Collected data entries
..........

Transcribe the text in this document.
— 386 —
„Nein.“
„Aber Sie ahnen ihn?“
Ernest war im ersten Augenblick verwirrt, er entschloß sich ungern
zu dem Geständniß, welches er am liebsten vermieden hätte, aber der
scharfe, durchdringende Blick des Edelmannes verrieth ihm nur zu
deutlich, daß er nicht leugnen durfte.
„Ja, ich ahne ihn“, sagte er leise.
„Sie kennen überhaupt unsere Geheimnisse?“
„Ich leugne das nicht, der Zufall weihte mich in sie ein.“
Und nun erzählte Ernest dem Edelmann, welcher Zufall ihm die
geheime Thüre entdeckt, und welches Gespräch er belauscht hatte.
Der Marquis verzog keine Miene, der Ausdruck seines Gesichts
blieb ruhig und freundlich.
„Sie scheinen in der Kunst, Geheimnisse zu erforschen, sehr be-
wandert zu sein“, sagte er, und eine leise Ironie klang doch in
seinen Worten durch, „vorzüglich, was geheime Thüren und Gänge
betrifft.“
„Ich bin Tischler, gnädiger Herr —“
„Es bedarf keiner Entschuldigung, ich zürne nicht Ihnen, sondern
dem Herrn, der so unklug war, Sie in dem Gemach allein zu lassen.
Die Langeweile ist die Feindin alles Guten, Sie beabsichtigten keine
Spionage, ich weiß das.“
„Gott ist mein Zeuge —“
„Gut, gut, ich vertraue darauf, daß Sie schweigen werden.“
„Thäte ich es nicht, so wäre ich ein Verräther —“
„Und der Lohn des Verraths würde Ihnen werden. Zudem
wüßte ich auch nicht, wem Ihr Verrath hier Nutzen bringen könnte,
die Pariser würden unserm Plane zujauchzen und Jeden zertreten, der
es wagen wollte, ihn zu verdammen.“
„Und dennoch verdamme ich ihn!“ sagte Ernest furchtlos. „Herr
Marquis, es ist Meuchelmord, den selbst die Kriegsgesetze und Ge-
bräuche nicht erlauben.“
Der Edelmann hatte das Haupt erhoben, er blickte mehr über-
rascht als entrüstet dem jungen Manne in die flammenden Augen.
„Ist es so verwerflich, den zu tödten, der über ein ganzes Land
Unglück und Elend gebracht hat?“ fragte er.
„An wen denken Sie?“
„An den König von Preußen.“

..........

Using the listing above, pick out each line that contains the word "geheime", then copy it.

geheime Thüre entdeckt, und welches Gespräch er belauscht hatte.
seinen Worten durch, „vorzüglich, was geheime Thüren und Gänge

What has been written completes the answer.